-- Written instruction --
Extract the whole listing as it stands. Do not include the pictures.

-- Items listed in a dataset --
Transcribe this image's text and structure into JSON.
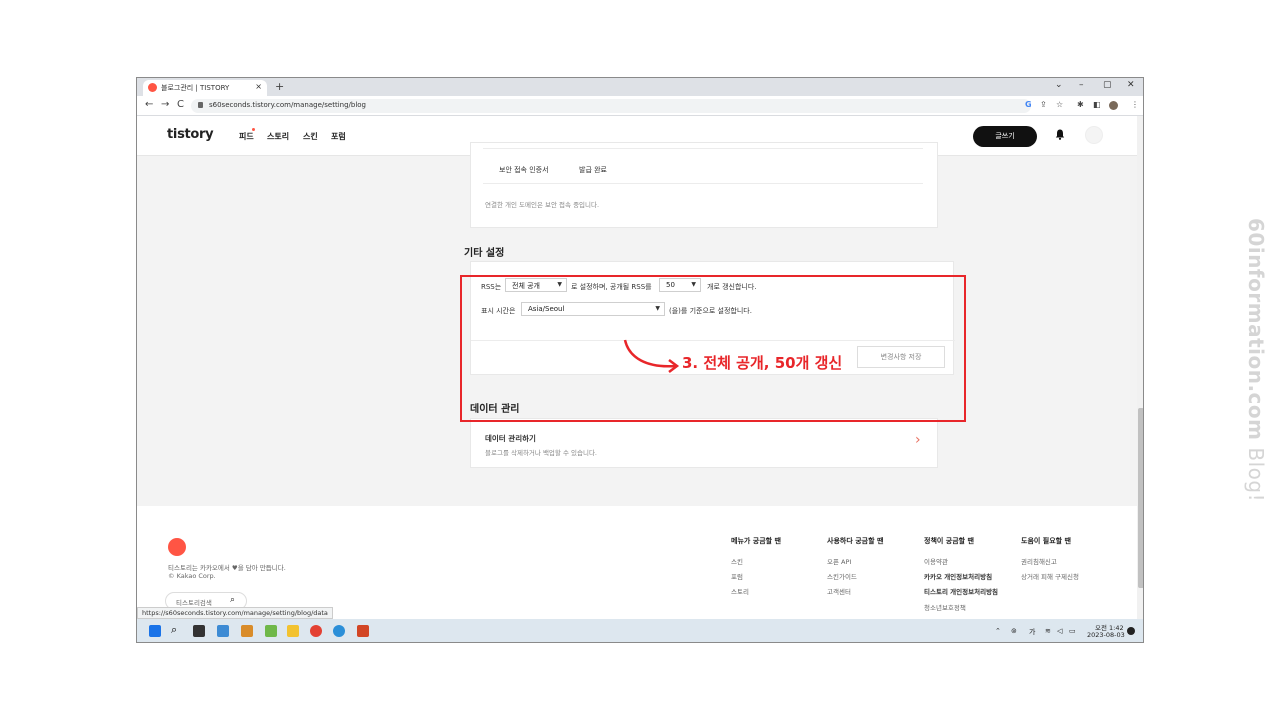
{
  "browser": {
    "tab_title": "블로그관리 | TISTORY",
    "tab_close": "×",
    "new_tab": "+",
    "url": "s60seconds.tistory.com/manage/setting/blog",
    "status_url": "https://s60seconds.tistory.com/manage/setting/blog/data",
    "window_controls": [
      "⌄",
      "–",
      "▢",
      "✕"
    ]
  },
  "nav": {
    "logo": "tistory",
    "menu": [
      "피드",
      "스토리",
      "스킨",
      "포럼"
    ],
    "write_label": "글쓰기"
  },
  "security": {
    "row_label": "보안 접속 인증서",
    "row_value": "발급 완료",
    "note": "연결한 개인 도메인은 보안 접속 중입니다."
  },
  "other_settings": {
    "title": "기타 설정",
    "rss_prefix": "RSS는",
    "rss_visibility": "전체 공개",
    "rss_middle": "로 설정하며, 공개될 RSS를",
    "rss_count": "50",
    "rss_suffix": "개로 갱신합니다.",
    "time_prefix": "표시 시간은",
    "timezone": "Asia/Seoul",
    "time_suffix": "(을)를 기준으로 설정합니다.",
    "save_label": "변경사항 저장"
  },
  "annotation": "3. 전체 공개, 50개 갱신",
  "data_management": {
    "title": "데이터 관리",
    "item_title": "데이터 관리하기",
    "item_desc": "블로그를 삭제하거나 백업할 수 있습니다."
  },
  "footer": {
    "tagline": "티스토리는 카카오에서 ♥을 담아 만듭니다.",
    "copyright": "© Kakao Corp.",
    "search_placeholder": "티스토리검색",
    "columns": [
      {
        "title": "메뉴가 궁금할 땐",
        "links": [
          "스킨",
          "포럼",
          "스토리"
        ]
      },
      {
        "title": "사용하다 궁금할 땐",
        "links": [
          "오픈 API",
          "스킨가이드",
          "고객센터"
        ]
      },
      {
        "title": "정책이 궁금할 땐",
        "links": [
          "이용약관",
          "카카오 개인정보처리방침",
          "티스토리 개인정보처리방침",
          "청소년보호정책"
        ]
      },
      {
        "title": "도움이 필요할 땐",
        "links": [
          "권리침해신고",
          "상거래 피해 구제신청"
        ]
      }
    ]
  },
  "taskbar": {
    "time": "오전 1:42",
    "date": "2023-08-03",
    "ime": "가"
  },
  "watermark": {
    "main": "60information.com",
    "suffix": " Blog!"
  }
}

-- Expected answer --
Transcribe this image's text and structure into JSON.
{
  "browser": {
    "tab_title": "블로그관리 | TISTORY",
    "tab_close": "×",
    "new_tab": "+",
    "url": "s60seconds.tistory.com/manage/setting/blog",
    "status_url": "https://s60seconds.tistory.com/manage/setting/blog/data",
    "window_controls": [
      "⌄",
      "–",
      "▢",
      "✕"
    ]
  },
  "nav": {
    "logo": "tistory",
    "menu": [
      "피드",
      "스토리",
      "스킨",
      "포럼"
    ],
    "write_label": "글쓰기"
  },
  "security": {
    "row_label": "보안 접속 인증서",
    "row_value": "발급 완료",
    "note": "연결한 개인 도메인은 보안 접속 중입니다."
  },
  "other_settings": {
    "title": "기타 설정",
    "rss_prefix": "RSS는",
    "rss_visibility": "전체 공개",
    "rss_middle": "로 설정하며, 공개될 RSS를",
    "rss_count": "50",
    "rss_suffix": "개로 갱신합니다.",
    "time_prefix": "표시 시간은",
    "timezone": "Asia/Seoul",
    "time_suffix": "(을)를 기준으로 설정합니다.",
    "save_label": "변경사항 저장"
  },
  "annotation": "3. 전체 공개, 50개 갱신",
  "data_management": {
    "title": "데이터 관리",
    "item_title": "데이터 관리하기",
    "item_desc": "블로그를 삭제하거나 백업할 수 있습니다."
  },
  "footer": {
    "tagline": "티스토리는 카카오에서 ♥을 담아 만듭니다.",
    "copyright": "© Kakao Corp.",
    "search_placeholder": "티스토리검색",
    "columns": [
      {
        "title": "메뉴가 궁금할 땐",
        "links": [
          "스킨",
          "포럼",
          "스토리"
        ]
      },
      {
        "title": "사용하다 궁금할 땐",
        "links": [
          "오픈 API",
          "스킨가이드",
          "고객센터"
        ]
      },
      {
        "title": "정책이 궁금할 땐",
        "links": [
          "이용약관",
          "카카오 개인정보처리방침",
          "티스토리 개인정보처리방침",
          "청소년보호정책"
        ]
      },
      {
        "title": "도움이 필요할 땐",
        "links": [
          "권리침해신고",
          "상거래 피해 구제신청"
        ]
      }
    ]
  },
  "taskbar": {
    "time": "오전 1:42",
    "date": "2023-08-03",
    "ime": "가"
  },
  "watermark": {
    "main": "60information.com",
    "suffix": " Blog!"
  }
}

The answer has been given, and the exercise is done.